(Data records)
* BEGIN *

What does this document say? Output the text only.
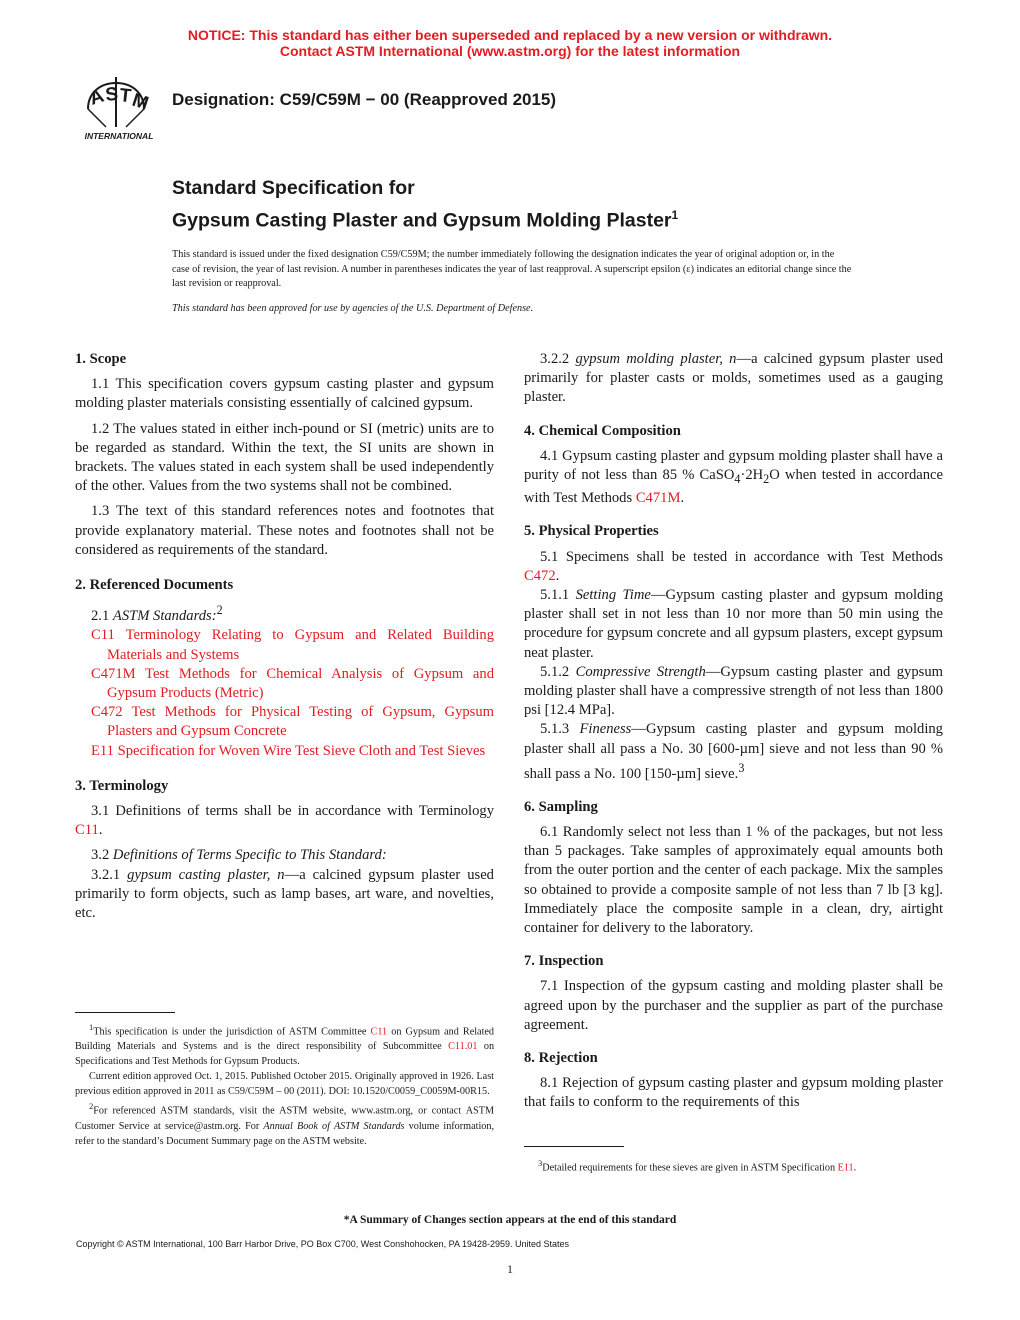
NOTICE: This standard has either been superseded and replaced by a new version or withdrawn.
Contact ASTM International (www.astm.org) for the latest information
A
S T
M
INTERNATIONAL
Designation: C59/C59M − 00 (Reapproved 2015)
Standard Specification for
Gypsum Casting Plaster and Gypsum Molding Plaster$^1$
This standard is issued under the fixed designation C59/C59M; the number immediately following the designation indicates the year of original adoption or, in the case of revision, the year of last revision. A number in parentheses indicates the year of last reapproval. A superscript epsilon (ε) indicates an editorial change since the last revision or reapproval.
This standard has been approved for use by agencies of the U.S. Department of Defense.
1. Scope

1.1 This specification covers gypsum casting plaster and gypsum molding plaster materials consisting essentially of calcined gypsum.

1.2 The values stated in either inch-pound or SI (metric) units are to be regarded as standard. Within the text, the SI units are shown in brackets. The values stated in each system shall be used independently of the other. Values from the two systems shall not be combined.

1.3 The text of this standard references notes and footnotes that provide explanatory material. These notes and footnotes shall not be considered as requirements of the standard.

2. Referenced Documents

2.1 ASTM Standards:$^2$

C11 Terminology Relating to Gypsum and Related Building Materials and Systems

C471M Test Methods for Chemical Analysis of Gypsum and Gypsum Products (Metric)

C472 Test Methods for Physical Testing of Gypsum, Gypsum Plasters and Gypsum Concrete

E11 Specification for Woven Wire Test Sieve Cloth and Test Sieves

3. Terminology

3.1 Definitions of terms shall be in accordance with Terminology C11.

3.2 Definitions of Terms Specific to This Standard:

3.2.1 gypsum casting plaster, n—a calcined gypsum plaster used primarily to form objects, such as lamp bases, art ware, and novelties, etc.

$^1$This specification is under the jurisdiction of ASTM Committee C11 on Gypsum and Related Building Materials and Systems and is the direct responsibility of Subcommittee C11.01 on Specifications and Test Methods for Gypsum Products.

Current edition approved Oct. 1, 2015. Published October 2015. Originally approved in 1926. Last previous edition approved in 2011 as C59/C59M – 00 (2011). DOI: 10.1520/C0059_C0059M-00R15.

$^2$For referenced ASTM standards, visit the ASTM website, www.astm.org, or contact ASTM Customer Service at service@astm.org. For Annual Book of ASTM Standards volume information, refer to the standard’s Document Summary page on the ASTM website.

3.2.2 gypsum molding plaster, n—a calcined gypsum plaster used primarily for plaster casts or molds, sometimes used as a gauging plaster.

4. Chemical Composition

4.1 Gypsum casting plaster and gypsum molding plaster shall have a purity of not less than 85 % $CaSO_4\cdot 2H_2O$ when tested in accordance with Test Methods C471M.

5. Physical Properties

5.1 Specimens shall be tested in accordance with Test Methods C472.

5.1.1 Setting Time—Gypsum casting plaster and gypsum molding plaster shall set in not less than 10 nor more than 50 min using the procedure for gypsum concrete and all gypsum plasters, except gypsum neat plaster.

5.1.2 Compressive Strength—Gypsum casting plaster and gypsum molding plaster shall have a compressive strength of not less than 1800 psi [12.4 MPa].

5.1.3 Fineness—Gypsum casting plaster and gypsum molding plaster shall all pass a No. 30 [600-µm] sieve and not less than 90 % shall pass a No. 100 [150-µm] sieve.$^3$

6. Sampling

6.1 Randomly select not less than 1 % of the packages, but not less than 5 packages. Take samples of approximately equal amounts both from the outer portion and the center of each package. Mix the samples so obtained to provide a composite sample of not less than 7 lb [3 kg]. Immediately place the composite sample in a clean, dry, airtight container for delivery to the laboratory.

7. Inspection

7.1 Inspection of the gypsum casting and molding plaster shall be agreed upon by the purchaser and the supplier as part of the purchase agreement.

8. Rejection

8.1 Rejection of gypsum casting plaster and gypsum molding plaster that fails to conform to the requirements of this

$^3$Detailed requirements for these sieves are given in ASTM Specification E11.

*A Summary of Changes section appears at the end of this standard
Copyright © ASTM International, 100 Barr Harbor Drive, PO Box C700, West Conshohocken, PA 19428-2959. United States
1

* END *
* BEGIN *

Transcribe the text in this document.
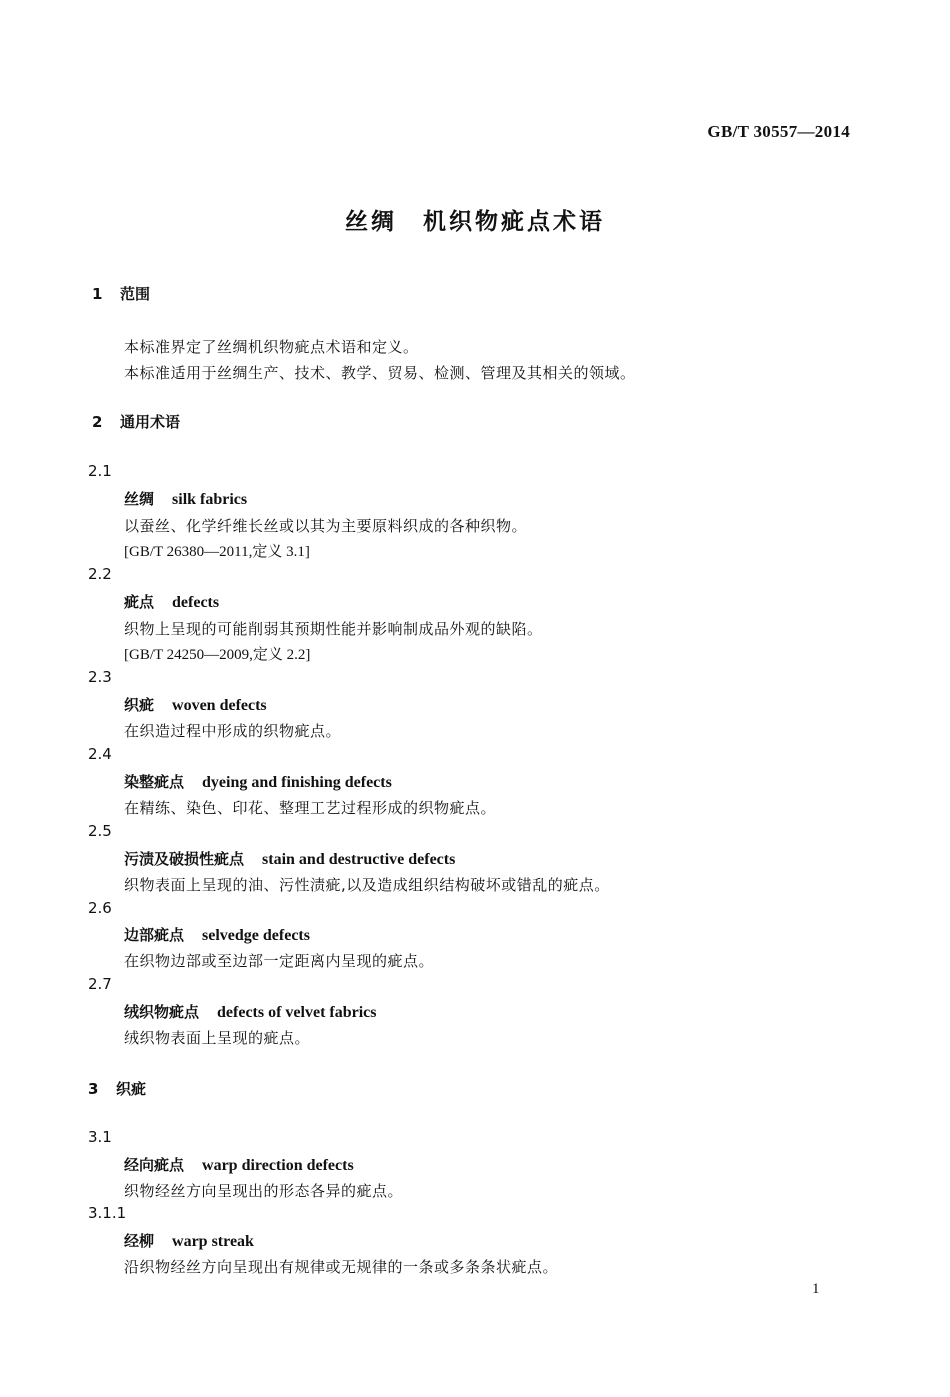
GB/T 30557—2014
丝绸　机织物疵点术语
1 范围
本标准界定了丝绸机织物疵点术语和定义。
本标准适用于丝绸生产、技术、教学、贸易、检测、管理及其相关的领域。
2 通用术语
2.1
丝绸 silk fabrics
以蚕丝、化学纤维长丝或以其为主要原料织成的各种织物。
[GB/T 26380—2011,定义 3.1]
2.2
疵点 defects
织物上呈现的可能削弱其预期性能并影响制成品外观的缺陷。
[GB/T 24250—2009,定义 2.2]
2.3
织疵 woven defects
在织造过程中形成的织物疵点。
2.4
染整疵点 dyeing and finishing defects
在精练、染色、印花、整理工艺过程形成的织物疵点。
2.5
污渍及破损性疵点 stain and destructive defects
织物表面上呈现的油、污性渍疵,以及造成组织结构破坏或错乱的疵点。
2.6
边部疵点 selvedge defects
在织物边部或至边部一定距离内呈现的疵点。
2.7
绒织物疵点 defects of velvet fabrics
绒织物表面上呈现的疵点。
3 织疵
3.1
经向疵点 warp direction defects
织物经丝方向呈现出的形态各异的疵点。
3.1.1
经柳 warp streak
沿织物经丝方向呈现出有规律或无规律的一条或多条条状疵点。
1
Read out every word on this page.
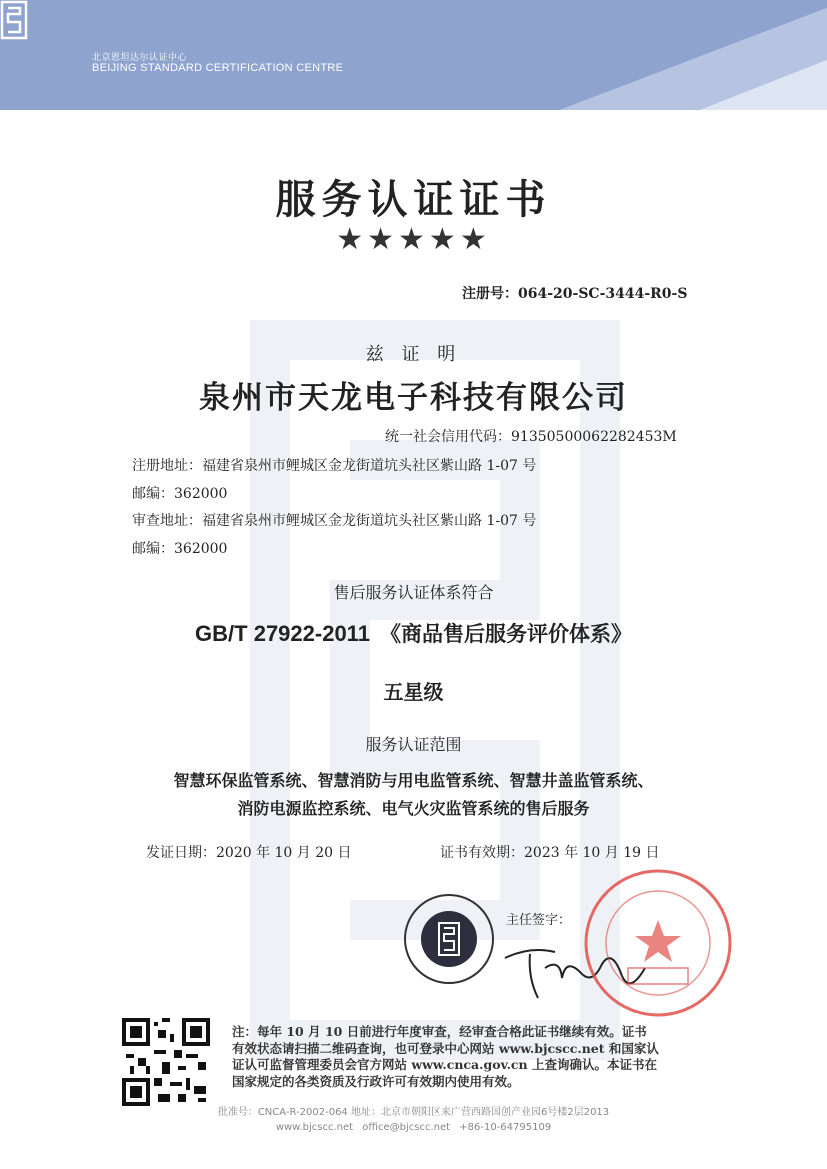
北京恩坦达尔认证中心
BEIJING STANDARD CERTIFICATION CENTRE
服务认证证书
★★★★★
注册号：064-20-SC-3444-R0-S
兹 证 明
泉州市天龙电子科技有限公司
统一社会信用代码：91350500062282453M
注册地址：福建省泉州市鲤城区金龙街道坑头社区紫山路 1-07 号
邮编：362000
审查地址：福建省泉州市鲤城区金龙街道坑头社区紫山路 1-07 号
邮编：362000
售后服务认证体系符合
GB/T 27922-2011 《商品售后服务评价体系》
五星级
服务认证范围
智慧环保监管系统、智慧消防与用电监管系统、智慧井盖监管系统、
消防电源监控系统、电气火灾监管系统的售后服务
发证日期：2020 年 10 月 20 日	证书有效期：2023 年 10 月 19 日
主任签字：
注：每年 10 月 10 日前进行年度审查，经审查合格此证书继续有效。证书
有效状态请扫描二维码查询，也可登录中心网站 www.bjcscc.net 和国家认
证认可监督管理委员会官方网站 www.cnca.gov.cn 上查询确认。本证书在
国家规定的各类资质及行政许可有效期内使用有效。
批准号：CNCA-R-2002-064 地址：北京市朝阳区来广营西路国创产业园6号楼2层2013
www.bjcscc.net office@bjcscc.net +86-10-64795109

* END *
* BEGIN *

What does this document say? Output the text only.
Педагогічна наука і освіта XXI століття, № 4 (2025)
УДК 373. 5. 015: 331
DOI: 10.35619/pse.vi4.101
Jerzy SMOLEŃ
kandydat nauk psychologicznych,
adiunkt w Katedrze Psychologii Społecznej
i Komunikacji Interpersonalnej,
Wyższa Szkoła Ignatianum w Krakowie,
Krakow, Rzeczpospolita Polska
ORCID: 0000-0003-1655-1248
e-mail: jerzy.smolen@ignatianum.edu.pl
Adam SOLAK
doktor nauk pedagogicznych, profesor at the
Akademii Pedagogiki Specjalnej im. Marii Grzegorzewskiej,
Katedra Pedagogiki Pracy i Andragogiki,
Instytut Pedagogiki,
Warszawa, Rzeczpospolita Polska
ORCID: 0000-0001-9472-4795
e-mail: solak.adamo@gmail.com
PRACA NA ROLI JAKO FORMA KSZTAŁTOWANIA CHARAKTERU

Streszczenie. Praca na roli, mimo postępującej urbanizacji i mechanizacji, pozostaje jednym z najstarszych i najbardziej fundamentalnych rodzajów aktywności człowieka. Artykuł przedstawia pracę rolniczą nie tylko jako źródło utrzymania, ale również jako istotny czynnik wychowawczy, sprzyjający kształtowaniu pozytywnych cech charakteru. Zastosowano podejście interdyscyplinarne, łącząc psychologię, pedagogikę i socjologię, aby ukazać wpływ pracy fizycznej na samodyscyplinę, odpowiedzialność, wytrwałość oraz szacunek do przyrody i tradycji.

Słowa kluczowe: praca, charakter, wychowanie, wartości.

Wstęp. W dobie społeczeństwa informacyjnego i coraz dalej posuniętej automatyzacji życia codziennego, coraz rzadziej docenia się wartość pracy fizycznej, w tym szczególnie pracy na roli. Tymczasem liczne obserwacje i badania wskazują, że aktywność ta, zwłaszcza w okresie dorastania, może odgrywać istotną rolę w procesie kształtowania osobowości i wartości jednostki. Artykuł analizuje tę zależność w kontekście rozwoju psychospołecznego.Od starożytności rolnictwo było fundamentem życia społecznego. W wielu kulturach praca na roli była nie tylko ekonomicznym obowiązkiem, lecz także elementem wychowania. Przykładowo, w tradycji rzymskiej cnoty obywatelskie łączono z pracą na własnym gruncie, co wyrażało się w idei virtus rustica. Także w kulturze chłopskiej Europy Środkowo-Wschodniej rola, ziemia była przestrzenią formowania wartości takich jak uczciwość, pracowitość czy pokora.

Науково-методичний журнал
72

* END *

- _THE TASK_
Pick out the lines containing the word "defects" and show them.

- _COMPLETED EXERCISE_
疵点 defects
织疵 woven defects
染整疵点 dyeing and finishing defects
污渍及破损性疵点 stain and destructive defects
边部疵点 selvedge defects
绒织物疵点 defects of velvet fabrics
经向疵点 warp direction defects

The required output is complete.